* _WORK TO DO_: Set down all of the data that follows word for word, without the images.

──────── MATERIAL PROVIDED ────────

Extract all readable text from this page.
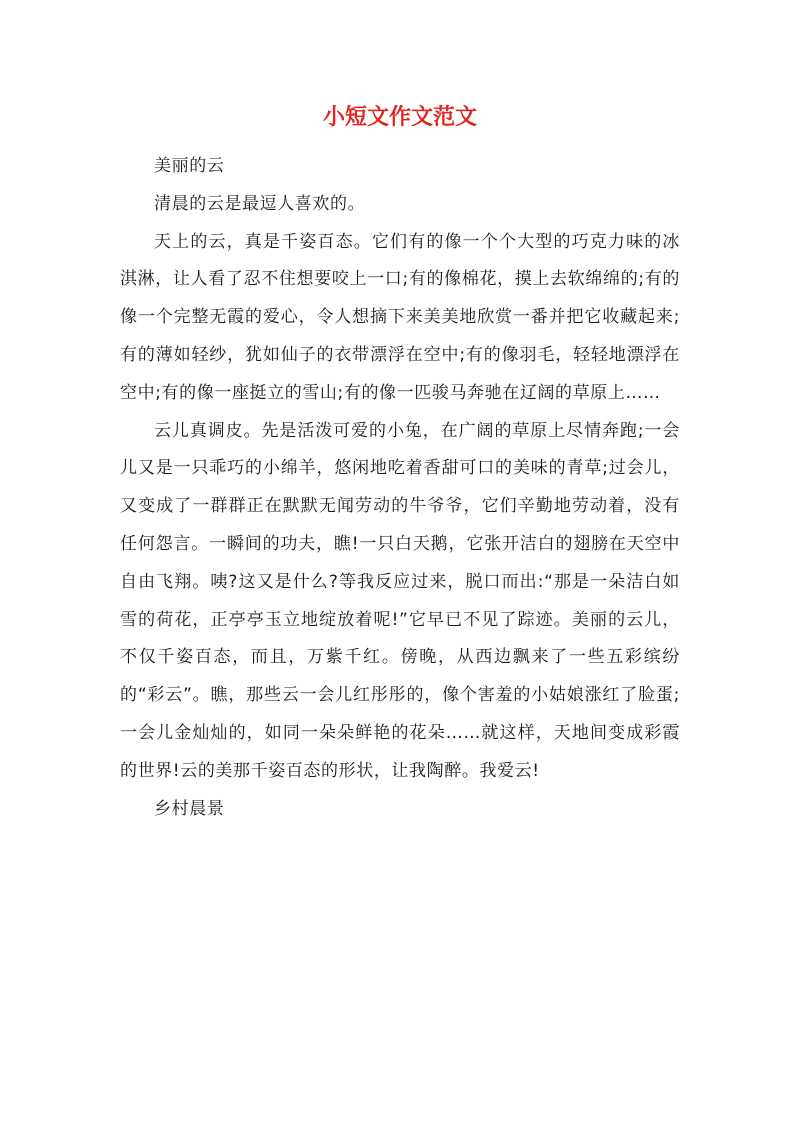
小短文作文范文

美丽的云

清晨的云是最逗人喜欢的。

天上的云，真是千姿百态。它们有的像一个个大型的巧克力味的冰淇淋，让人看了忍不住想要咬上一口;有的像棉花，摸上去软绵绵的;有的像一个完整无霞的爱心，令人想摘下来美美地欣赏一番并把它收藏起来;有的薄如轻纱，犹如仙子的衣带漂浮在空中;有的像羽毛，轻轻地漂浮在空中;有的像一座挺立的雪山;有的像一匹骏马奔驰在辽阔的草原上……

云儿真调皮。先是活泼可爱的小兔，在广阔的草原上尽情奔跑;一会儿又是一只乖巧的小绵羊，悠闲地吃着香甜可口的美味的青草;过会儿，又变成了一群群正在默默无闻劳动的牛爷爷，它们辛勤地劳动着，没有任何怨言。一瞬间的功夫，瞧!一只白天鹅，它张开洁白的翅膀在天空中自由飞翔。咦?这又是什么?等我反应过来，脱口而出:“那是一朵洁白如雪的荷花，正亭亭玉立地绽放着呢!”它早已不见了踪迹。美丽的云儿，不仅千姿百态，而且，万紫千红。傍晚，从西边飘来了一些五彩缤纷的“彩云”。瞧，那些云一会儿红彤彤的，像个害羞的小姑娘涨红了脸蛋;一会儿金灿灿的，如同一朵朵鲜艳的花朵……就这样，天地间变成彩霞的世界!云的美那千姿百态的形状，让我陶醉。我爱云!

乡村晨景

────────

* _EXPECTED OUTPUT_:
Extract all readable text from this page.
小短文作文范文

美丽的云

清晨的云是最逗人喜欢的。

天上的云，真是千姿百态。它们有的像一个个大型的巧克力味的冰淇淋，让人看了忍不住想要咬上一口;有的像棉花，摸上去软绵绵的;有的像一个完整无霞的爱心，令人想摘下来美美地欣赏一番并把它收藏起来;有的薄如轻纱，犹如仙子的衣带漂浮在空中;有的像羽毛，轻轻地漂浮在空中;有的像一座挺立的雪山;有的像一匹骏马奔驰在辽阔的草原上……

云儿真调皮。先是活泼可爱的小兔，在广阔的草原上尽情奔跑;一会儿又是一只乖巧的小绵羊，悠闲地吃着香甜可口的美味的青草;过会儿，又变成了一群群正在默默无闻劳动的牛爷爷，它们辛勤地劳动着，没有任何怨言。一瞬间的功夫，瞧!一只白天鹅，它张开洁白的翅膀在天空中自由飞翔。咦?这又是什么?等我反应过来，脱口而出:“那是一朵洁白如雪的荷花，正亭亭玉立地绽放着呢!”它早已不见了踪迹。美丽的云儿，不仅千姿百态，而且，万紫千红。傍晚，从西边飘来了一些五彩缤纷的“彩云”。瞧，那些云一会儿红彤彤的，像个害羞的小姑娘涨红了脸蛋;一会儿金灿灿的，如同一朵朵鲜艳的花朵……就这样，天地间变成彩霞的世界!云的美那千姿百态的形状，让我陶醉。我爱云!

乡村晨景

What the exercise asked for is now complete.